## SHORT PROBLEM:
Please transcribe the listing below in full and word for word, without its pictures.
▼▼▼
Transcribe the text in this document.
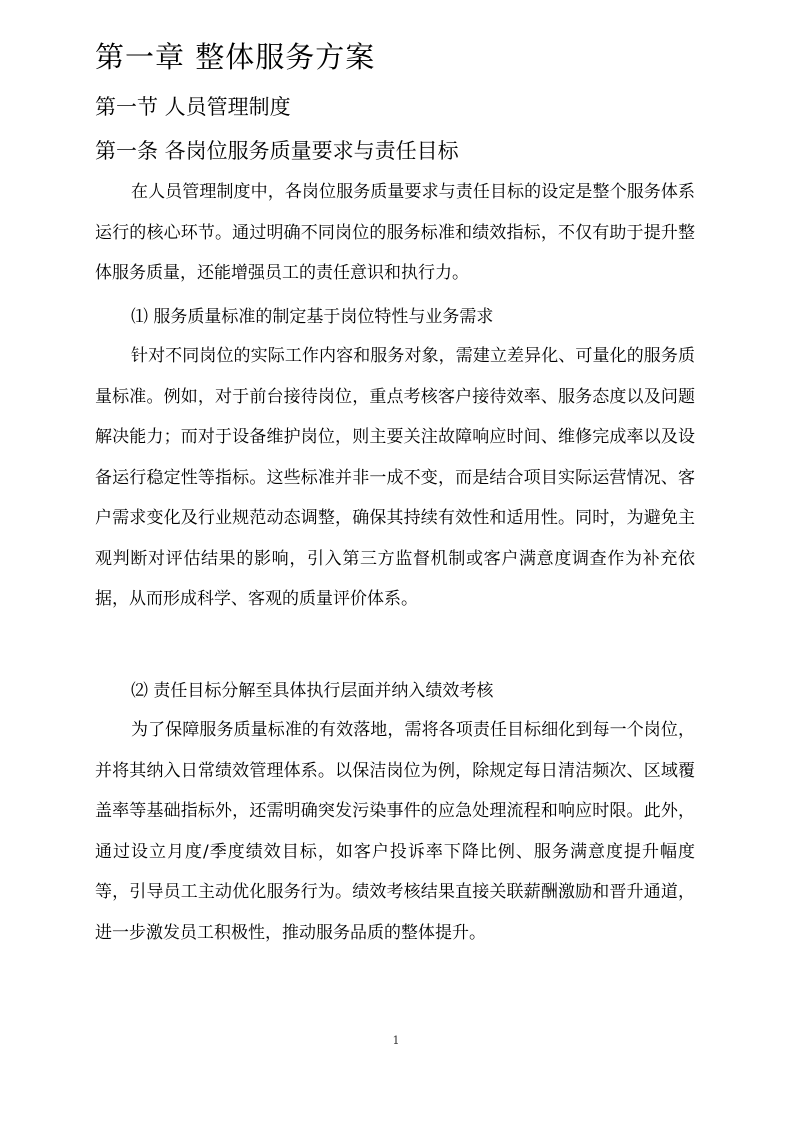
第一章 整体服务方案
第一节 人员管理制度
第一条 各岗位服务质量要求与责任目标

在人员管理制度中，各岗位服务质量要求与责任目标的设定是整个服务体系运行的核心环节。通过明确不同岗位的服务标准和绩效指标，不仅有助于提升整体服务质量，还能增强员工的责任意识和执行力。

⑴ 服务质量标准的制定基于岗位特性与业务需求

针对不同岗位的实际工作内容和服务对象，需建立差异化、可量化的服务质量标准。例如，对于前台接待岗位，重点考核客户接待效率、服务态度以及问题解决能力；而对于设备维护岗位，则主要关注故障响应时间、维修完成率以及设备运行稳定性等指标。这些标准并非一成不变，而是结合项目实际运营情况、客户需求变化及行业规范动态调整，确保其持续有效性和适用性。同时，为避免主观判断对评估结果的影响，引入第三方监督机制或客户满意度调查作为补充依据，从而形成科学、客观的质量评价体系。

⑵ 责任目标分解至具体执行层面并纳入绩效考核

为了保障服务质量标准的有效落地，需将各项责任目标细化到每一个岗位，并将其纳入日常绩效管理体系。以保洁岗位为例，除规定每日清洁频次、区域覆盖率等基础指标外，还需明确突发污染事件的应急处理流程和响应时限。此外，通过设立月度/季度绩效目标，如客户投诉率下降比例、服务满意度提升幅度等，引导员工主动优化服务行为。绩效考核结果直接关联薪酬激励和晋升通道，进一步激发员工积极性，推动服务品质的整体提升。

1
▲▲▲
## RESULT:
Transcribe the text in this document.
第一章 整体服务方案
第一节 人员管理制度
第一条 各岗位服务质量要求与责任目标

在人员管理制度中，各岗位服务质量要求与责任目标的设定是整个服务体系运行的核心环节。通过明确不同岗位的服务标准和绩效指标，不仅有助于提升整体服务质量，还能增强员工的责任意识和执行力。

⑴ 服务质量标准的制定基于岗位特性与业务需求

针对不同岗位的实际工作内容和服务对象，需建立差异化、可量化的服务质量标准。例如，对于前台接待岗位，重点考核客户接待效率、服务态度以及问题解决能力；而对于设备维护岗位，则主要关注故障响应时间、维修完成率以及设备运行稳定性等指标。这些标准并非一成不变，而是结合项目实际运营情况、客户需求变化及行业规范动态调整，确保其持续有效性和适用性。同时，为避免主观判断对评估结果的影响，引入第三方监督机制或客户满意度调查作为补充依据，从而形成科学、客观的质量评价体系。

⑵ 责任目标分解至具体执行层面并纳入绩效考核

为了保障服务质量标准的有效落地，需将各项责任目标细化到每一个岗位，并将其纳入日常绩效管理体系。以保洁岗位为例，除规定每日清洁频次、区域覆盖率等基础指标外，还需明确突发污染事件的应急处理流程和响应时限。此外，通过设立月度/季度绩效目标，如客户投诉率下降比例、服务满意度提升幅度等，引导员工主动优化服务行为。绩效考核结果直接关联薪酬激励和晋升通道，进一步激发员工积极性，推动服务品质的整体提升。

1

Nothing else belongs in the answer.